» Data provided:
────────

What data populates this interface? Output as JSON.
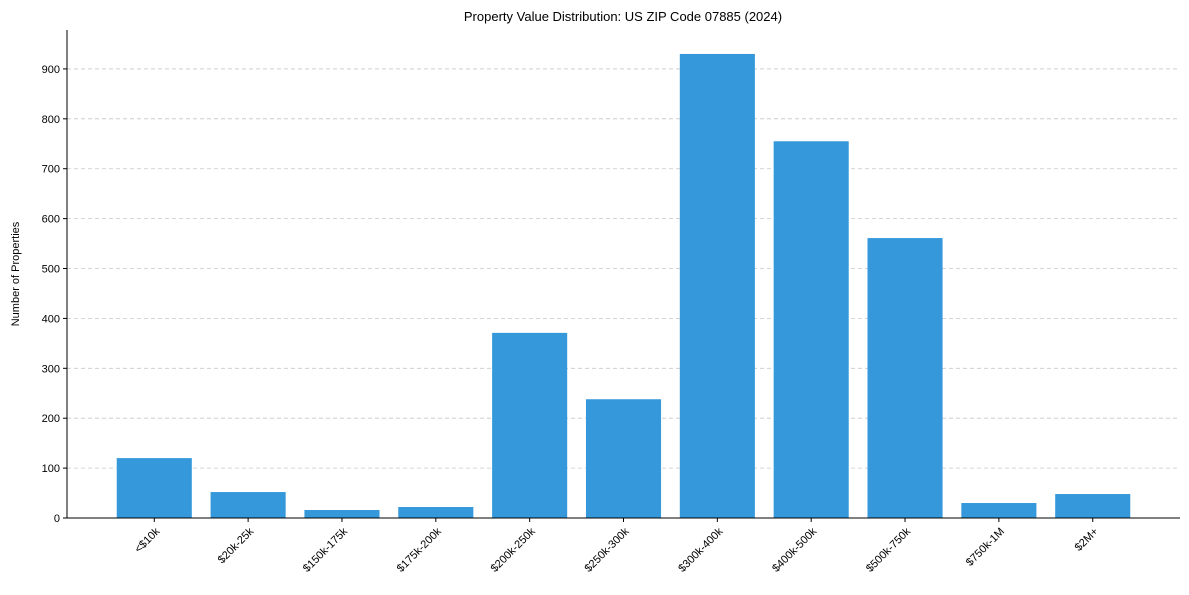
{
  "chart_data": {
    "type": "bar",
    "title": "Property Value Distribution: US ZIP Code 07885 (2024)",
    "xlabel": "",
    "ylabel": "Number of Properties",
    "categories": [
      "<$10k",
      "$20k-25k",
      "$150k-175k",
      "$175k-200k",
      "$200k-250k",
      "$250k-300k",
      "$300k-400k",
      "$400k-500k",
      "$500k-750k",
      "$750k-1M",
      "$2M+"
    ],
    "values": [
      120,
      52,
      16,
      22,
      371,
      238,
      930,
      755,
      561,
      30,
      48
    ],
    "ylim": [
      0,
      978
    ],
    "yticks": [
      0,
      100,
      200,
      300,
      400,
      500,
      600,
      700,
      800,
      900
    ],
    "grid": "y-dashed",
    "bar_color": "#3498db"
  }
}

────────

» Task to complete:
Reproduce the records verbatim, omitting all images they contain.

» Response for this exercise:
What data populates this interface? Output as JSON.
{
  "chart_data": {
    "type": "bar",
    "title": "Property Value Distribution: US ZIP Code 07885 (2024)",
    "xlabel": "",
    "ylabel": "Number of Properties",
    "categories": [
      "<$10k",
      "$20k-25k",
      "$150k-175k",
      "$175k-200k",
      "$200k-250k",
      "$250k-300k",
      "$300k-400k",
      "$400k-500k",
      "$500k-750k",
      "$750k-1M",
      "$2M+"
    ],
    "values": [
      120,
      52,
      16,
      22,
      371,
      238,
      930,
      755,
      561,
      30,
      48
    ],
    "ylim": [
      0,
      978
    ],
    "yticks": [
      0,
      100,
      200,
      300,
      400,
      500,
      600,
      700,
      800,
      900
    ],
    "grid": "y-dashed",
    "bar_color": "#3498db"
  }
}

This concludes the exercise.